### WRITTEN REQUEST:
Return each line of the material verbatim.

○ ○ ○ ○ ○ ○ ○

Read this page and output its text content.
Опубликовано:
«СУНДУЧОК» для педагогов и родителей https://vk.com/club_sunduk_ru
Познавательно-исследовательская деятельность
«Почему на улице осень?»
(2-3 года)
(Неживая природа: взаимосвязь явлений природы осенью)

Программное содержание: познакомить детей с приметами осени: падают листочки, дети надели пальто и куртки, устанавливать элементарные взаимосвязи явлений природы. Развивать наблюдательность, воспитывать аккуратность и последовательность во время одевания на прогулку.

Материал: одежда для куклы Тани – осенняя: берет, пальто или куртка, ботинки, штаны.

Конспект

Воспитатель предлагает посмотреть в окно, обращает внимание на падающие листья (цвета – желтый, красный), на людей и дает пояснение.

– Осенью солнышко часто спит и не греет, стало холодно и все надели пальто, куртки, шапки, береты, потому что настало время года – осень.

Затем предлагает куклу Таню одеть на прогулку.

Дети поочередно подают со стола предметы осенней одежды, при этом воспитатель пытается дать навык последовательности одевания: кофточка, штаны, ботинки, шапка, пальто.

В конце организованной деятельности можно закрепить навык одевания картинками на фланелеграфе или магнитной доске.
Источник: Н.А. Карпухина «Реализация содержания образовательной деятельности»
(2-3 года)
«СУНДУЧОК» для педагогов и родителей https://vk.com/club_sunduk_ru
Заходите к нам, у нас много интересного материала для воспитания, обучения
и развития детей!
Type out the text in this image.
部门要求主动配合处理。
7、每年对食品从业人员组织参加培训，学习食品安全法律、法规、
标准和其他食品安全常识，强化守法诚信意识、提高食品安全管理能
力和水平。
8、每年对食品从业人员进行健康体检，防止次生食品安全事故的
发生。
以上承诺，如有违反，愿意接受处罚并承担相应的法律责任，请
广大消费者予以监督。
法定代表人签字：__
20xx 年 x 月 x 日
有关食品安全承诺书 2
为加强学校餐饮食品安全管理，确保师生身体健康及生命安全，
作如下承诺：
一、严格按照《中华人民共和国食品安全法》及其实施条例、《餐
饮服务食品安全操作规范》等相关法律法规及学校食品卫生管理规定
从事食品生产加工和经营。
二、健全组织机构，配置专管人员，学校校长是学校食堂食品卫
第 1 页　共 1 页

○ ○ ○ ○ ○ ○ ○

### ANSWER FOR THIS EXERCISE:
Read this page and output its text content.
Опубликовано:
«СУНДУЧОК» для педагогов и родителей https://vk.com/club_sunduk_ru
Познавательно-исследовательская деятельность
«Почему на улице осень?»
(2-3 года)
(Неживая природа: взаимосвязь явлений природы осенью)

Программное содержание: познакомить детей с приметами осени: падают листочки, дети надели пальто и куртки, устанавливать элементарные взаимосвязи явлений природы. Развивать наблюдательность, воспитывать аккуратность и последовательность во время одевания на прогулку.

Материал: одежда для куклы Тани – осенняя: берет, пальто или куртка, ботинки, штаны.

Конспект

Воспитатель предлагает посмотреть в окно, обращает внимание на падающие листья (цвета – желтый, красный), на людей и дает пояснение.

– Осенью солнышко часто спит и не греет, стало холодно и все надели пальто, куртки, шапки, береты, потому что настало время года – осень.

Затем предлагает куклу Таню одеть на прогулку.

Дети поочередно подают со стола предметы осенней одежды, при этом воспитатель пытается дать навык последовательности одевания: кофточка, штаны, ботинки, шапка, пальто.

В конце организованной деятельности можно закрепить навык одевания картинками на фланелеграфе или магнитной доске.
Источник: Н.А. Карпухина «Реализация содержания образовательной деятельности»
(2-3 года)
«СУНДУЧОК» для педагогов и родителей https://vk.com/club_sunduk_ru
Заходите к нам, у нас много интересного материала для воспитания, обучения
и развития детей!
Type out the text in this image.
部门要求主动配合处理。
7、每年对食品从业人员组织参加培训，学习食品安全法律、法规、
标准和其他食品安全常识，强化守法诚信意识、提高食品安全管理能
力和水平。
8、每年对食品从业人员进行健康体检，防止次生食品安全事故的
发生。
以上承诺，如有违反，愿意接受处罚并承担相应的法律责任，请
广大消费者予以监督。
法定代表人签字：__
20xx 年 x 月 x 日
有关食品安全承诺书 2
为加强学校餐饮食品安全管理，确保师生身体健康及生命安全，
作如下承诺：
一、严格按照《中华人民共和国食品安全法》及其实施条例、《餐
饮服务食品安全操作规范》等相关法律法规及学校食品卫生管理规定
从事食品生产加工和经营。
二、健全组织机构，配置专管人员，学校校长是学校食堂食品卫
第 1 页　共 1 页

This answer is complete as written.